Dataset records ▸

---------------

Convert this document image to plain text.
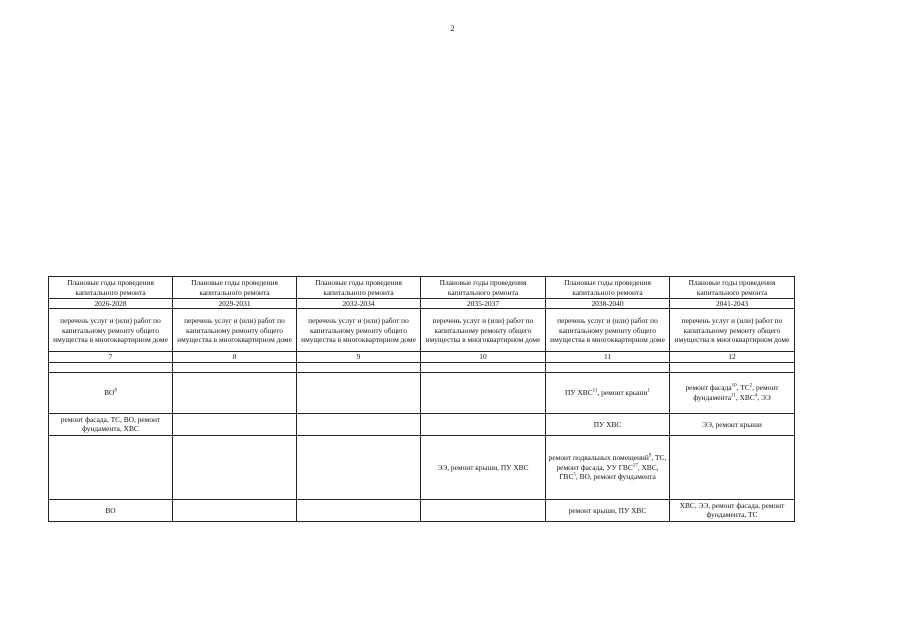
2
Плановые годы проведения капитального ремонта	Плановые годы проведения капитального ремонта	Плановые годы проведения капитального ремонта	Плановые годы проведения капитального ремонта	Плановые годы проведения капитального ремонта	Плановые годы проведения капитального ремонта
2026-2028	2029-2031	2032-2034	2035-2037	2038-2040	2041-2043
перечень услуг и (или) работ по капитальному ремонту общего имущества в многоквартирном доме	перечень услуг и (или) работ по капитальному ремонту общего имущества в многоквартирном доме	перечень услуг и (или) работ по капитальному ремонту общего имущества в многоквартирном доме	перечень услуг и (или) работ по капитальному ремонту общего имущества в многоквартирном доме	перечень услуг и (или) работ по капитальному ремонту общего имущества в многоквартирном доме	перечень услуг и (или) работ по капитальному ремонту общего имущества в многоквартирном доме
7	8	9	10	11	12

$ВО^8$				ПУ ХВС$^{11}$, ремонт крыши$^1$	ремонт фасада$^{10}$, $ТС^2$, ремонт фундамента$^{11}$, ХВС$^4$, ЭЭ
ремонт фасада, ТС, ВО, ремонт фундамента, ХВС				ПУ ХВС	ЭЭ, ремонт крыши
			ЭЭ, ремонт крыши, ПУ ХВС	ремонт подвальных помещений$^9$, ТС, ремонт фасада, УУ ГВС$^{17}$, ХВС, ГВС$^5$, ВО, ремонт фундамента	
ВО				ремонт крыши, ПУ ХВС	ХВС, ЭЭ, ремонт фасада, ремонт фундамента, ТС
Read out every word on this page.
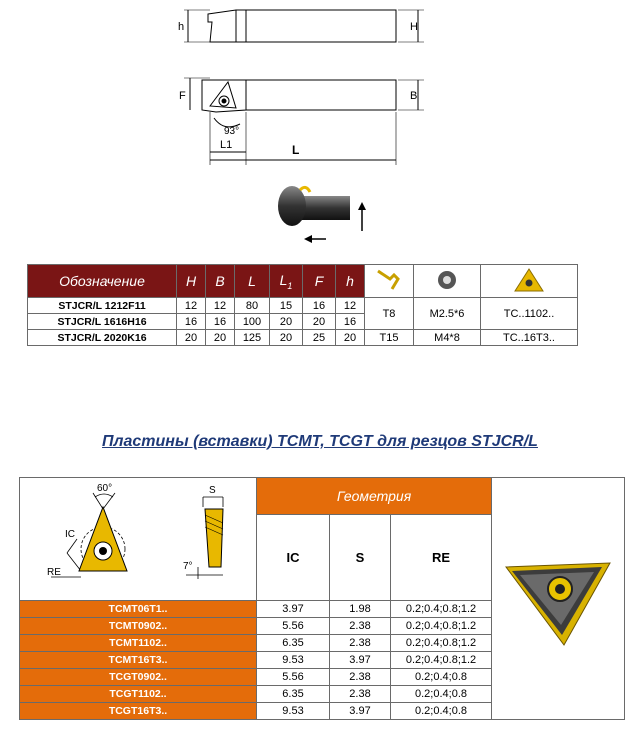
h	H
F	B
93°
L1	L
Обозначение	H	B	L	$L_1$	F	h			
STJCR/L 1212F11	12	12	80	15	16	12	T8	M2.5*6	TC..1102..
STJCR/L 1616H16	16	16	100	20	20	16			
STJCR/L 2020K16	20	20	125	20	25	20	T15	M4*8	TC..16T3..
Пластины (вставки) TCMT, TCGT для резцов STJCR/L
60° S
IC
RE
7°	Геометрия	
	IC	S	RE	
TCMT06T1..	3.97	1.98	0.2;0.4;0.8;1.2	
TCMT0902..	5.56	2.38	0.2;0.4;0.8;1.2	
TCMT1102..	6.35	2.38	0.2;0.4;0.8;1.2	
TCMT16T3..	9.53	3.97	0.2;0.4;0.8;1.2	
TCGT0902..	5.56	2.38	0.2;0.4;0.8	
TCGT1102..	6.35	2.38	0.2;0.4;0.8	
TCGT16T3..	9.53	3.97	0.2;0.4;0.8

---------------

Given task ▸ Every line is to be duplicated exactly, though pictures stay out.

Response ▸
Convert this document image to plain text.
2
Плановые годы проведения капитального ремонта	Плановые годы проведения капитального ремонта	Плановые годы проведения капитального ремонта	Плановые годы проведения капитального ремонта	Плановые годы проведения капитального ремонта	Плановые годы проведения капитального ремонта
2026-2028	2029-2031	2032-2034	2035-2037	2038-2040	2041-2043
перечень услуг и (или) работ по капитальному ремонту общего имущества в многоквартирном доме	перечень услуг и (или) работ по капитальному ремонту общего имущества в многоквартирном доме	перечень услуг и (или) работ по капитальному ремонту общего имущества в многоквартирном доме	перечень услуг и (или) работ по капитальному ремонту общего имущества в многоквартирном доме	перечень услуг и (или) работ по капитальному ремонту общего имущества в многоквартирном доме	перечень услуг и (или) работ по капитальному ремонту общего имущества в многоквартирном доме
7	8	9	10	11	12

$ВО^8$				ПУ ХВС$^{11}$, ремонт крыши$^1$	ремонт фасада$^{10}$, $ТС^2$, ремонт фундамента$^{11}$, ХВС$^4$, ЭЭ
ремонт фасада, ТС, ВО, ремонт фундамента, ХВС				ПУ ХВС	ЭЭ, ремонт крыши
			ЭЭ, ремонт крыши, ПУ ХВС	ремонт подвальных помещений$^9$, ТС, ремонт фасада, УУ ГВС$^{17}$, ХВС, ГВС$^5$, ВО, ремонт фундамента	
ВО				ремонт крыши, ПУ ХВС	ХВС, ЭЭ, ремонт фасада, ремонт фундамента, ТС
Read out every word on this page.
h	H
F	B
93°
L1	L
Обозначение	H	B	L	$L_1$	F	h			
STJCR/L 1212F11	12	12	80	15	16	12	T8	M2.5*6	TC..1102..
STJCR/L 1616H16	16	16	100	20	20	16			
STJCR/L 2020K16	20	20	125	20	25	20	T15	M4*8	TC..16T3..
Пластины (вставки) TCMT, TCGT для резцов STJCR/L
60° S
IC
RE
7°	Геометрия	
	IC	S	RE	
TCMT06T1..	3.97	1.98	0.2;0.4;0.8;1.2	
TCMT0902..	5.56	2.38	0.2;0.4;0.8;1.2	
TCMT1102..	6.35	2.38	0.2;0.4;0.8;1.2	
TCMT16T3..	9.53	3.97	0.2;0.4;0.8;1.2	
TCGT0902..	5.56	2.38	0.2;0.4;0.8	
TCGT1102..	6.35	2.38	0.2;0.4;0.8	
TCGT16T3..	9.53	3.97	0.2;0.4;0.8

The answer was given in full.